# [What you need to do]
Without the pictures, output the records below word for word.

# [Items listed in a dataset]
______

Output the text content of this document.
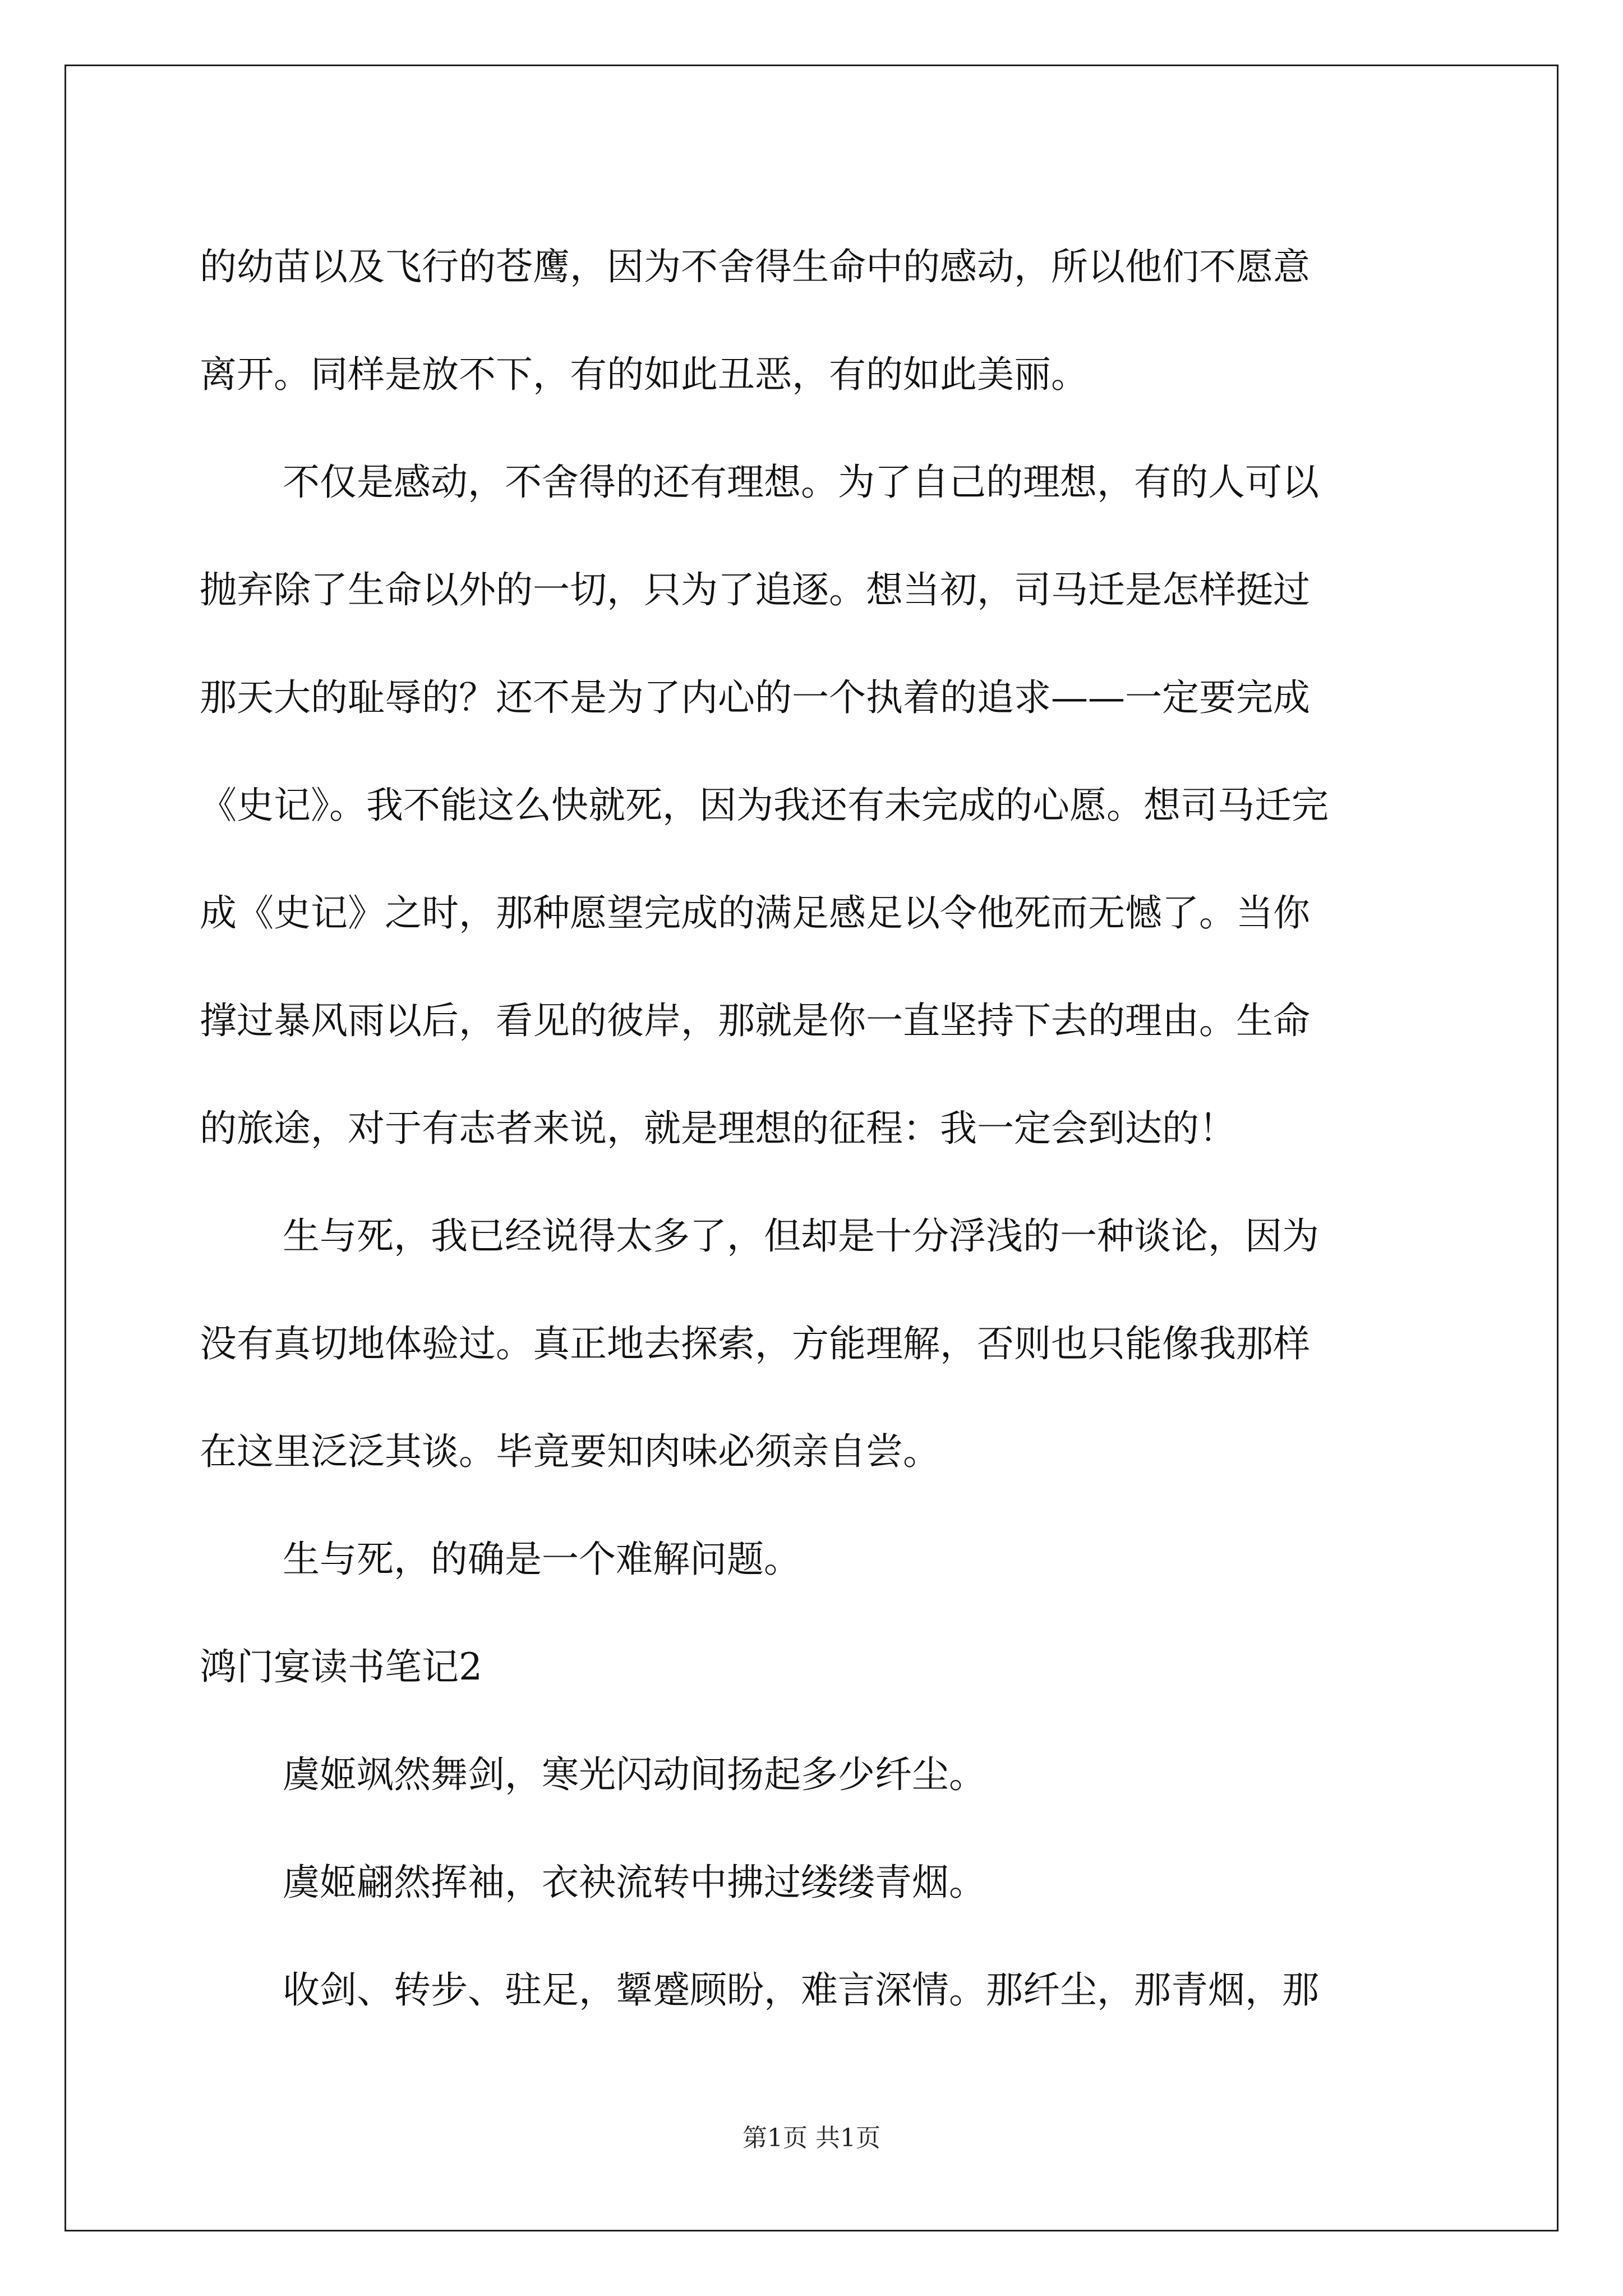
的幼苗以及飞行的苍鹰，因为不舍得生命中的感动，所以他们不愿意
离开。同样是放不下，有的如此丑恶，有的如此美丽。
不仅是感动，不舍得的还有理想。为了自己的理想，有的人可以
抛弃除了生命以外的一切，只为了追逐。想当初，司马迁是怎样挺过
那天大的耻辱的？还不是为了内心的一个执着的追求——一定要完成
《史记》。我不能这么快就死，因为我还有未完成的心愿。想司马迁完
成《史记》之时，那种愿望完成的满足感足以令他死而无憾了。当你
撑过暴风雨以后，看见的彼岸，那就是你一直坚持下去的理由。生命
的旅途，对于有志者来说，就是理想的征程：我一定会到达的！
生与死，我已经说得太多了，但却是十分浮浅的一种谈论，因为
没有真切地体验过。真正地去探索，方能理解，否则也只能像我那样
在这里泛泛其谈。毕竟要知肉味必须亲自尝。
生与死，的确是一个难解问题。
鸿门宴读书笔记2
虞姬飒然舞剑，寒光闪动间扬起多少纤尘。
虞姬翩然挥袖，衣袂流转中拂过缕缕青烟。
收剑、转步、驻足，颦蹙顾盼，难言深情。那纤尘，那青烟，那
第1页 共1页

______

# [Result for this task]
Output the text content of this document.
的幼苗以及飞行的苍鹰，因为不舍得生命中的感动，所以他们不愿意
离开。同样是放不下，有的如此丑恶，有的如此美丽。
不仅是感动，不舍得的还有理想。为了自己的理想，有的人可以
抛弃除了生命以外的一切，只为了追逐。想当初，司马迁是怎样挺过
那天大的耻辱的？还不是为了内心的一个执着的追求——一定要完成
《史记》。我不能这么快就死，因为我还有未完成的心愿。想司马迁完
成《史记》之时，那种愿望完成的满足感足以令他死而无憾了。当你
撑过暴风雨以后，看见的彼岸，那就是你一直坚持下去的理由。生命
的旅途，对于有志者来说，就是理想的征程：我一定会到达的！
生与死，我已经说得太多了，但却是十分浮浅的一种谈论，因为
没有真切地体验过。真正地去探索，方能理解，否则也只能像我那样
在这里泛泛其谈。毕竟要知肉味必须亲自尝。
生与死，的确是一个难解问题。
鸿门宴读书笔记2
虞姬飒然舞剑，寒光闪动间扬起多少纤尘。
虞姬翩然挥袖，衣袂流转中拂过缕缕青烟。
收剑、转步、驻足，颦蹙顾盼，难言深情。那纤尘，那青烟，那
第1页 共1页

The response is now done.